### What to produce
Reproduce the whole listing, character for character.

[START OF Extracted data]

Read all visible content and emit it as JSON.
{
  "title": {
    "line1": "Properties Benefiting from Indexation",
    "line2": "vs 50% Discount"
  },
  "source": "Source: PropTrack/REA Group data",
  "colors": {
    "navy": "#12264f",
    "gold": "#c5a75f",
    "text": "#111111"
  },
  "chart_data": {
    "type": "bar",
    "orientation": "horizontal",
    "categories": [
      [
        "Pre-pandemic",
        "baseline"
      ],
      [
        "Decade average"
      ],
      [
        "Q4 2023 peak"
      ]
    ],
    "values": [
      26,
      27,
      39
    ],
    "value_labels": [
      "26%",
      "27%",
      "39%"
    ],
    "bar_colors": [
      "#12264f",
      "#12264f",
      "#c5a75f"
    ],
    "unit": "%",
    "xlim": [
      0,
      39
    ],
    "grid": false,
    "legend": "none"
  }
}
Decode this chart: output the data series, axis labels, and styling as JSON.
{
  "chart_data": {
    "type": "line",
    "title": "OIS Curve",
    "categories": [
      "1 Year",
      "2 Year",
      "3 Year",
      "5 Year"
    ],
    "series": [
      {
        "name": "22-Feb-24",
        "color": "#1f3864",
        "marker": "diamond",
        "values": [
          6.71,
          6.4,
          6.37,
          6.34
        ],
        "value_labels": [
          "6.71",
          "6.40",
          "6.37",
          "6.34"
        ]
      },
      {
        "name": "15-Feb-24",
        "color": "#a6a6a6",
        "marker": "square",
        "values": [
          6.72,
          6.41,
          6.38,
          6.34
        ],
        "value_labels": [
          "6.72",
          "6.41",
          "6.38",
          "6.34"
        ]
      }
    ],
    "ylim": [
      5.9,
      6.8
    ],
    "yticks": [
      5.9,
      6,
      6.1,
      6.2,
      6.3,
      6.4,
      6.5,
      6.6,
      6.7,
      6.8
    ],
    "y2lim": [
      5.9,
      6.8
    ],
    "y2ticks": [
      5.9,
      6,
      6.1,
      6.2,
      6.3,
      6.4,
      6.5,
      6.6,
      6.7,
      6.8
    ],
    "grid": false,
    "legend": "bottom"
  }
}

[END OF Extracted data]

### Expected answer
Read all visible content and emit it as JSON.
{
  "title": {
    "line1": "Properties Benefiting from Indexation",
    "line2": "vs 50% Discount"
  },
  "source": "Source: PropTrack/REA Group data",
  "colors": {
    "navy": "#12264f",
    "gold": "#c5a75f",
    "text": "#111111"
  },
  "chart_data": {
    "type": "bar",
    "orientation": "horizontal",
    "categories": [
      [
        "Pre-pandemic",
        "baseline"
      ],
      [
        "Decade average"
      ],
      [
        "Q4 2023 peak"
      ]
    ],
    "values": [
      26,
      27,
      39
    ],
    "value_labels": [
      "26%",
      "27%",
      "39%"
    ],
    "bar_colors": [
      "#12264f",
      "#12264f",
      "#c5a75f"
    ],
    "unit": "%",
    "xlim": [
      0,
      39
    ],
    "grid": false,
    "legend": "none"
  }
}
Decode this chart: output the data series, axis labels, and styling as JSON.
{
  "chart_data": {
    "type": "line",
    "title": "OIS Curve",
    "categories": [
      "1 Year",
      "2 Year",
      "3 Year",
      "5 Year"
    ],
    "series": [
      {
        "name": "22-Feb-24",
        "color": "#1f3864",
        "marker": "diamond",
        "values": [
          6.71,
          6.4,
          6.37,
          6.34
        ],
        "value_labels": [
          "6.71",
          "6.40",
          "6.37",
          "6.34"
        ]
      },
      {
        "name": "15-Feb-24",
        "color": "#a6a6a6",
        "marker": "square",
        "values": [
          6.72,
          6.41,
          6.38,
          6.34
        ],
        "value_labels": [
          "6.72",
          "6.41",
          "6.38",
          "6.34"
        ]
      }
    ],
    "ylim": [
      5.9,
      6.8
    ],
    "yticks": [
      5.9,
      6,
      6.1,
      6.2,
      6.3,
      6.4,
      6.5,
      6.6,
      6.7,
      6.8
    ],
    "y2lim": [
      5.9,
      6.8
    ],
    "y2ticks": [
      5.9,
      6,
      6.1,
      6.2,
      6.3,
      6.4,
      6.5,
      6.6,
      6.7,
      6.8
    ],
    "grid": false,
    "legend": "bottom"
  }
}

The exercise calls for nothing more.